§ TASK OBJECTIVE
Locate the string "медик" in the records below. Copy every line where it occurs.

§ DATA FOR PROCESSING
▼▼▼

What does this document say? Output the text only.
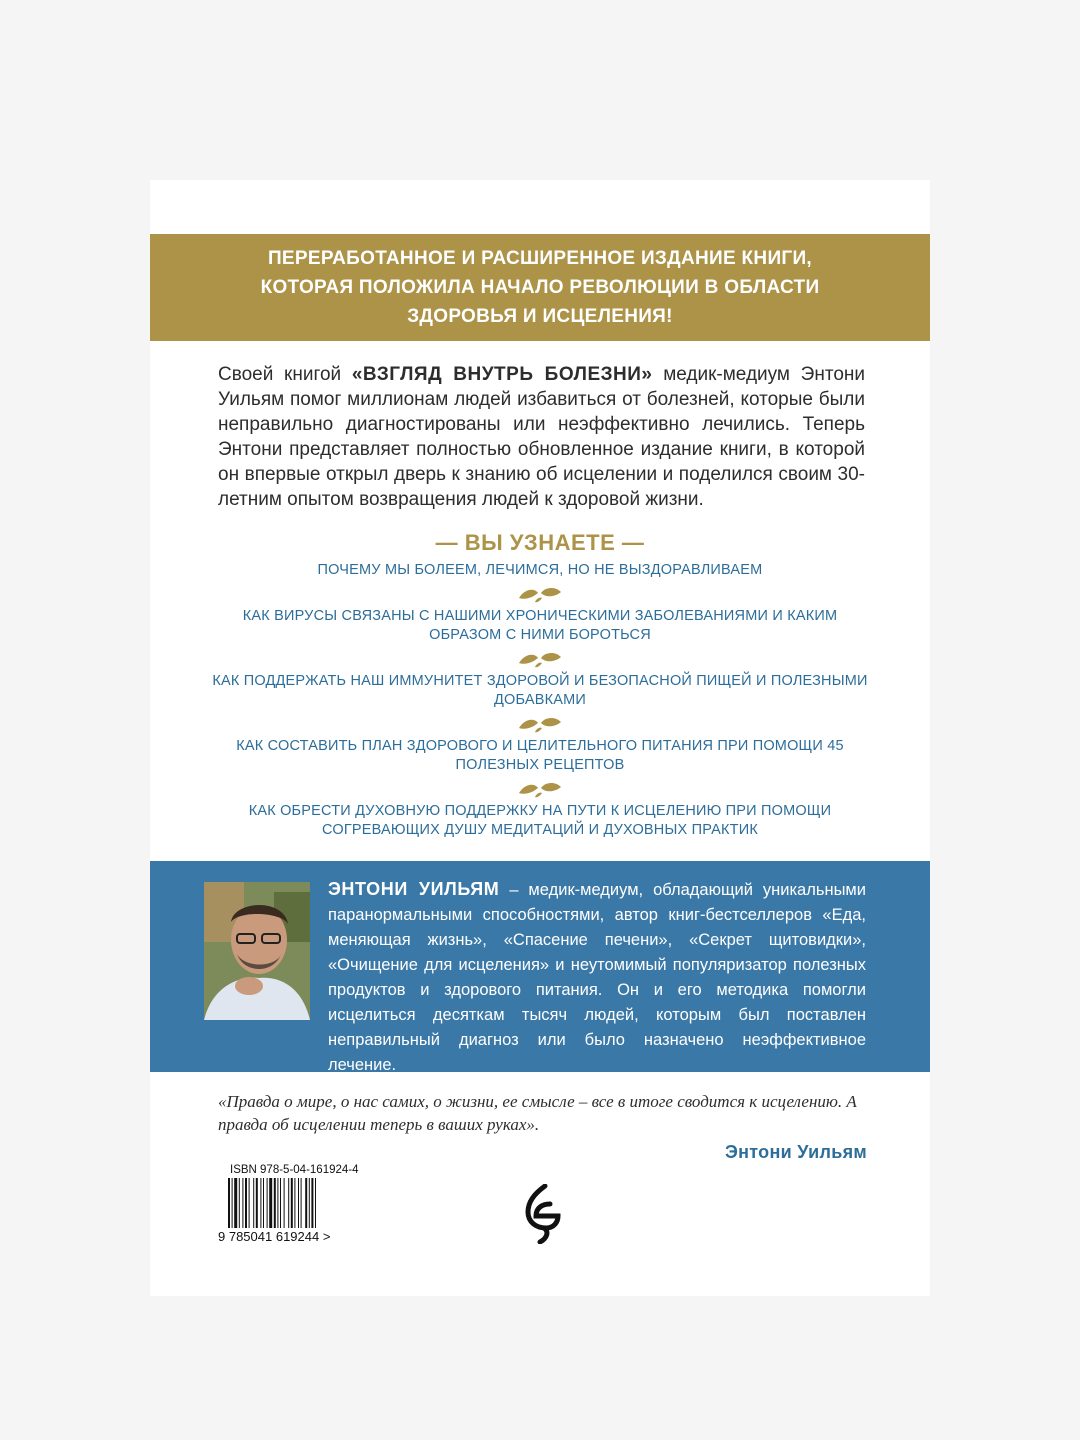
ПЕРЕРАБОТАННОЕ И РАСШИРЕННОЕ ИЗДАНИЕ КНИГИ,
КОТОРАЯ ПОЛОЖИЛА НАЧАЛО РЕВОЛЮЦИИ В ОБЛАСТИ
ЗДОРОВЬЯ И ИСЦЕЛЕНИЯ!
Своей книгой «ВЗГЛЯД ВНУТРЬ БОЛЕЗНИ» медик-медиум Энтони Уильям помог миллионам людей избавиться от болезней, которые были неправильно диагностированы или неэффективно лечились. Теперь Энтони представляет полностью обновленное издание книги, в которой он впервые открыл дверь к знанию об исцелении и поделился своим 30-летним опытом возвращения людей к здоровой жизни.
— ВЫ УЗНАЕТЕ —

ПОЧЕМУ МЫ БОЛЕЕМ, ЛЕЧИМСЯ, НО НЕ ВЫЗДОРАВЛИВАЕМ

КАК ВИРУСЫ СВЯЗАНЫ С НАШИМИ ХРОНИЧЕСКИМИ ЗАБОЛЕВАНИЯМИ И КАКИМ ОБРАЗОМ С НИМИ БОРОТЬСЯ

КАК ПОДДЕРЖАТЬ НАШ ИММУНИТЕТ ЗДОРОВОЙ И БЕЗОПАСНОЙ ПИЩЕЙ И ПОЛЕЗНЫМИ ДОБАВКАМИ

КАК СОСТАВИТЬ ПЛАН ЗДОРОВОГО И ЦЕЛИТЕЛЬНОГО ПИТАНИЯ ПРИ ПОМОЩИ 45 ПОЛЕЗНЫХ РЕЦЕПТОВ

КАК ОБРЕСТИ ДУХОВНУЮ ПОДДЕРЖКУ НА ПУТИ К ИСЦЕЛЕНИЮ ПРИ ПОМОЩИ СОГРЕВАЮЩИХ ДУШУ МЕДИТАЦИЙ И ДУХОВНЫХ ПРАКТИК

ЭНТОНИ УИЛЬЯМ – медик-медиум, обладающий уникальными паранормальными способностями, автор книг-бестселлеров «Еда, меняющая жизнь», «Спасение печени», «Секрет щитовидки», «Очищение для исцеления» и неутомимый популяризатор полезных продуктов и здорового питания. Он и его методика помогли исцелиться десяткам тысяч людей, которым был поставлен неправильный диагноз или было назначено неэффективное лечение.
«Правда о мире, о нас самих, о жизни, ее смысле – все в итоге сводится к исцелению. А правда об исцелении теперь в ваших руках».
Энтони Уильям
ISBN 978-5-04-161924-4
9 785041 619244 >
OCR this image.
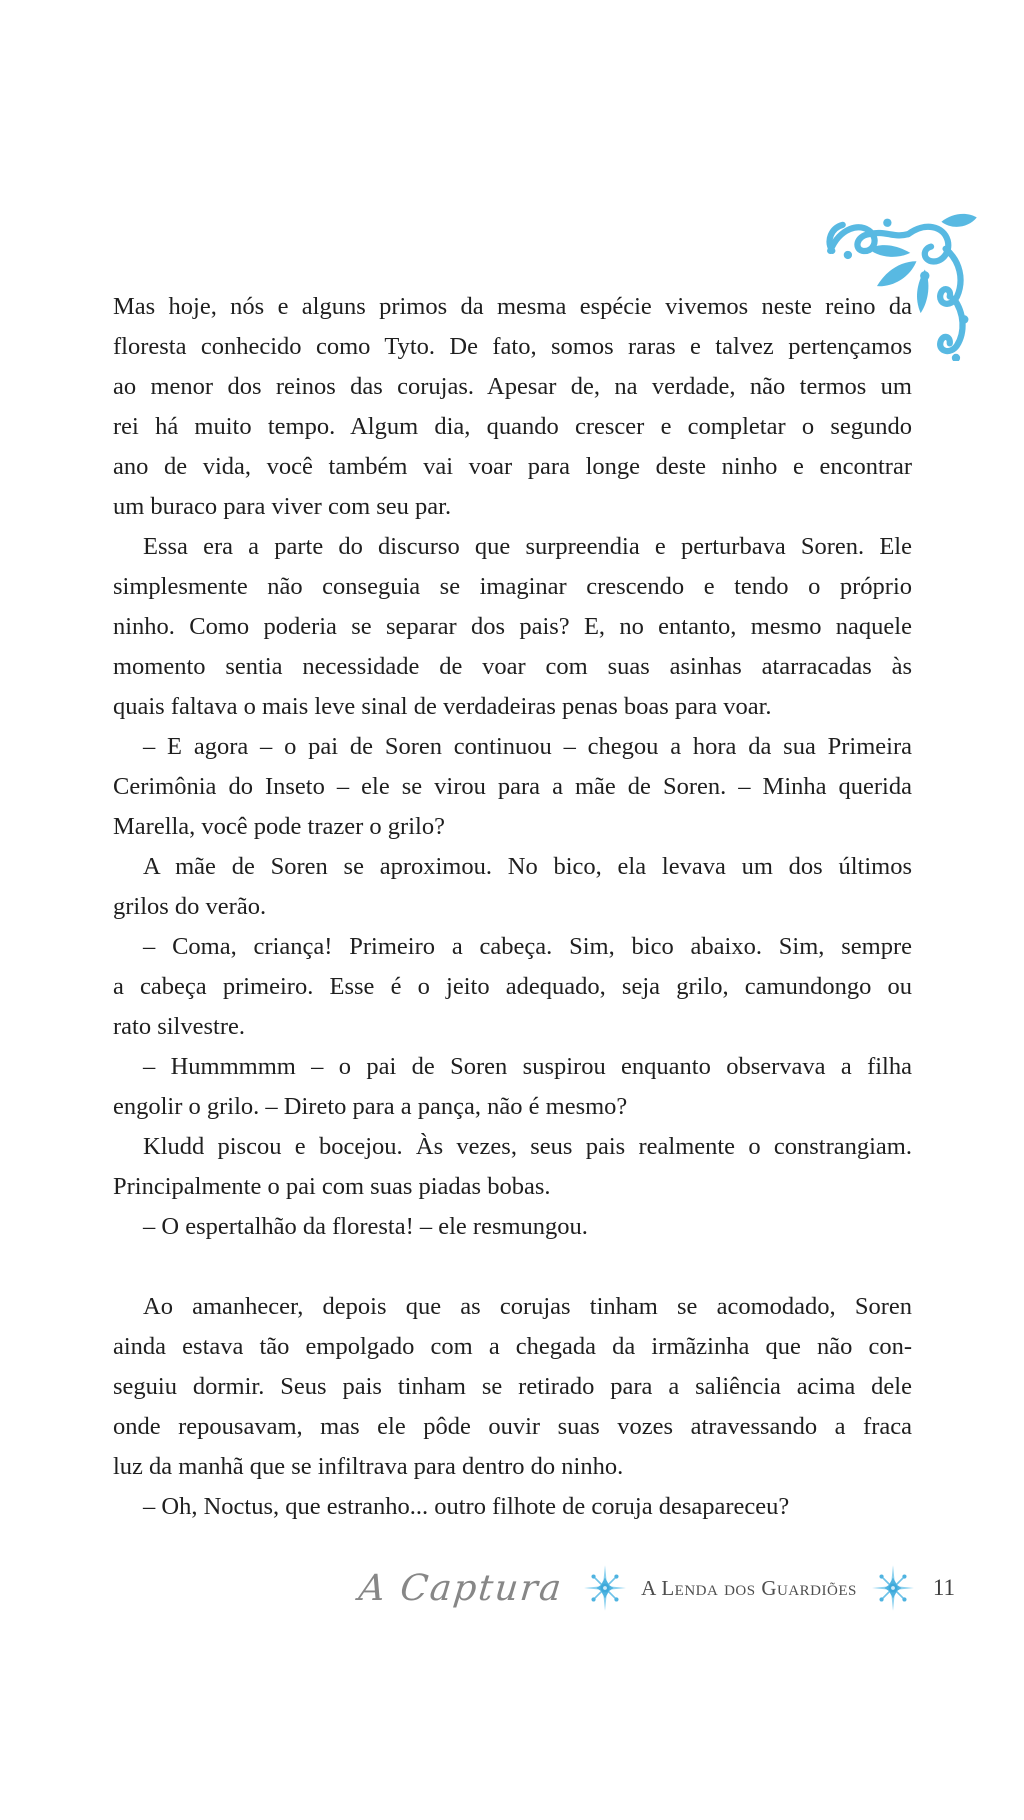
Mas hoje, nós e alguns primos da mesma espécie vivemos neste reino da
floresta conhecido como Tyto. De fato, somos raras e talvez pertençamos
ao menor dos reinos das corujas. Apesar de, na verdade, não termos um
rei há muito tempo. Algum dia, quando crescer e completar o segundo
ano de vida, você também vai voar para longe deste ninho e encontrar
um buraco para viver com seu par.
Essa era a parte do discurso que surpreendia e perturbava Soren. Ele
simplesmente não conseguia se imaginar crescendo e tendo o próprio
ninho. Como poderia se separar dos pais? E, no entanto, mesmo naquele
momento sentia necessidade de voar com suas asinhas atarracadas às
quais faltava o mais leve sinal de verdadeiras penas boas para voar.
– E agora – o pai de Soren continuou – chegou a hora da sua Primeira
Cerimônia do Inseto – ele se virou para a mãe de Soren. – Minha querida
Marella, você pode trazer o grilo?
A mãe de Soren se aproximou. No bico, ela levava um dos últimos
grilos do verão.
– Coma, criança! Primeiro a cabeça. Sim, bico abaixo. Sim, sempre
a cabeça primeiro. Esse é o jeito adequado, seja grilo, camundongo ou
rato silvestre.
– Hummmmm – o pai de Soren suspirou enquanto observava a filha
engolir o grilo. – Direto para a pança, não é mesmo?
Kludd piscou e bocejou. Às vezes, seus pais realmente o constrangiam.
Principalmente o pai com suas piadas bobas.
– O espertalhão da floresta! – ele resmungou.
Ao amanhecer, depois que as corujas tinham se acomodado, Soren
ainda estava tão empolgado com a chegada da irmãzinha que não con-
seguiu dormir. Seus pais tinham se retirado para a saliência acima dele
onde repousavam, mas ele pôde ouvir suas vozes atravessando a fraca
luz da manhã que se infiltrava para dentro do ninho.
– Oh, Noctus, que estranho... outro filhote de coruja desapareceu?
A Captura	A Lenda dos Guardiões	11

▲▲▲

§ THE ANSWER
Своей книгой «ВЗГЛЯД ВНУТРЬ БОЛЕЗНИ» медик-медиум Энтони Уильям помог миллионам людей избавиться от болезней, которые были неправильно диагностированы или неэффективно лечились. Теперь Энтони представляет полностью обновленное издание книги, в которой он впервые открыл дверь к знанию об исцелении и поделился своим 30-летним опытом возвращения людей к здоровой жизни.
ЭНТОНИ УИЛЬЯМ – медик-медиум, обладающий уникальными паранормальными способностями, автор книг-бестселлеров «Еда, меняющая жизнь», «Спасение печени», «Секрет щитовидки», «Очищение для исцеления» и неутомимый популяризатор полезных продуктов и здорового питания. Он и его методика помогли исцелиться десяткам тысяч людей, которым был поставлен неправильный диагноз или было назначено неэффективное лечение.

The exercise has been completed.